This exercise asks for a copy of each line in the records below with the word "한국인에서" in it.
━━━━━━━━━━━━━━━━━━━━━━━━━━━━━━
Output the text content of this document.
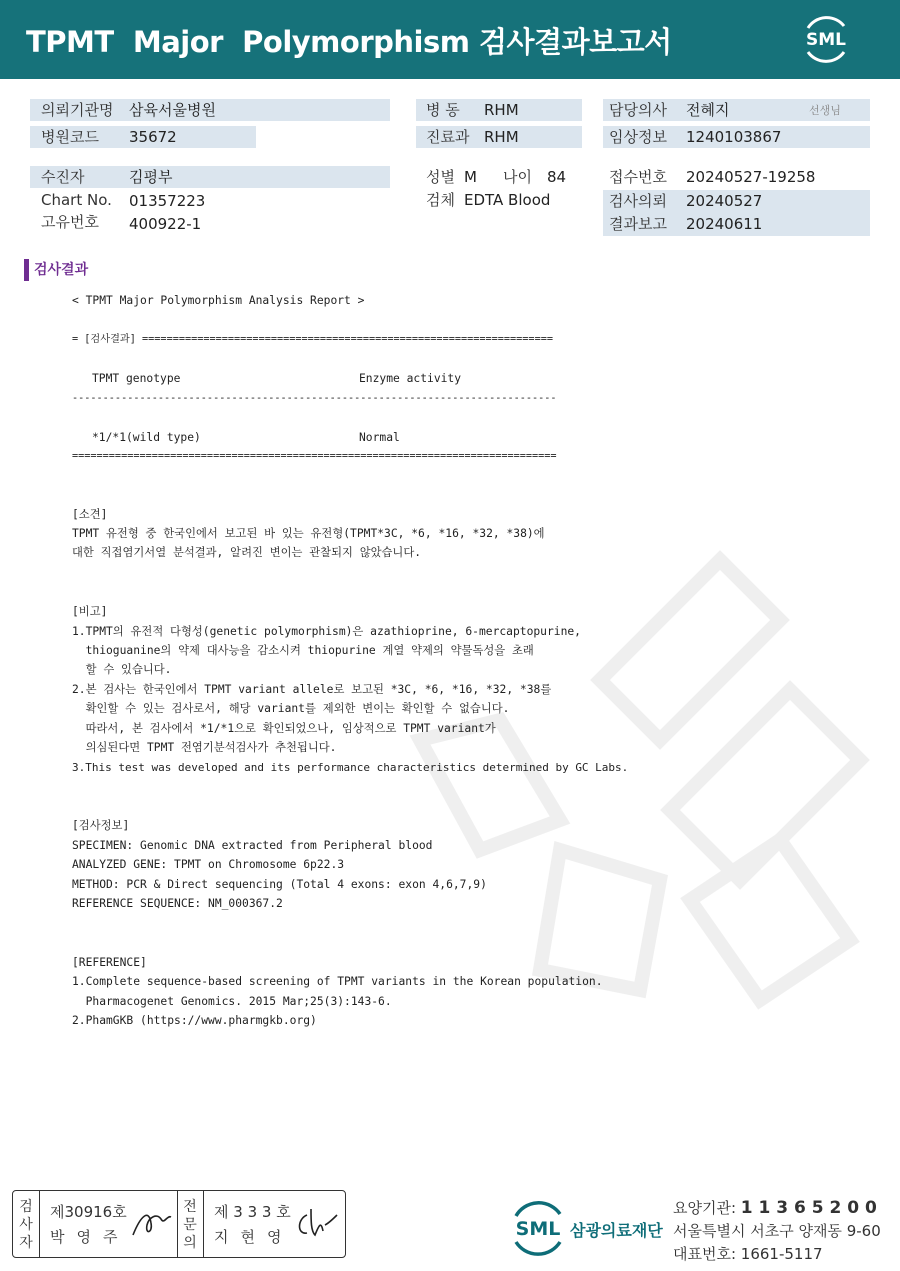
TPMT  Major  Polymorphism 검사결과보고서	SML
의뢰기관명 삼육서울병원
병원코드 35672
병 동 RHM
진료과 RHM
담당의사 전혜지	선생님
임상정보 1240103867
수진자	김평부
Chart No. 01357223
고유번호 400922-1
성별 M 나이 84
검체 EDTA Blood
접수번호 20240527-19258
검사의뢰 20240527
결과보고 20240611
검사결과
< TPMT Major Polymorphism Analysis Report >
= [검사결과] ===================================================================
TPMT genotype	Enzyme activity
-------------------------------------------------------------------------------
*1/*1(wild type)	Normal
===============================================================================
[소견]
TPMT 유전형 중 한국인에서 보고된 바 있는 유전형(TPMT*3C, *6, *16, *32, *38)에
대한 직접염기서열 분석결과, 알려진 변이는 관찰되지 않았습니다.
[비고]
1.TPMT의 유전적 다형성(genetic polymorphism)은 azathioprine, 6-mercaptopurine,
thioguanine의 약제 대사능을 감소시켜 thiopurine 계열 약제의 약물독성을 초래
할 수 있습니다.
2.본 검사는 한국인에서 TPMT variant allele로 보고된 *3C, *6, *16, *32, *38를
확인할 수 있는 검사로서, 해당 variant를 제외한 변이는 확인할 수 없습니다.
따라서, 본 검사에서 *1/*1으로 확인되었으나, 임상적으로 TPMT variant가
의심된다면 TPMT 전염기분석검사가 추천됩니다.
3.This test was developed and its performance characteristics determined by GC Labs.
[검사정보]
SPECIMEN: Genomic DNA extracted from Peripheral blood
ANALYZED GENE: TPMT on Chromosome 6p22.3
METHOD: PCR & Direct sequencing (Total 4 exons: exon 4,6,7,9)
REFERENCE SEQUENCE: NM_000367.2
[REFERENCE]
1.Complete sequence-based screening of TPMT variants in the Korean population.
Pharmacogenet Genomics. 2015 Mar;25(3):143-6.
2.PhamGKB (https://www.pharmgkb.org)
검사자
제30916호
박영주
전문의
제 3 3 3 호
지현영	SML 삼광의료재단
요양기관: 1 1 3 6 5 2 0 0
서울특별시 서초구 양재동 9-60
대표번호: 1661-5117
━━━━━━━━━━━━━━━━━━━━━━━━━━━━━━
• **Result for this task**:
TPMT 유전형 중 한국인에서 보고된 바 있는 유전형(TPMT*3C, *6, *16, *32, *38)에
2.본 검사는 한국인에서 TPMT variant allele로 보고된 *3C, *6, *16, *32, *38를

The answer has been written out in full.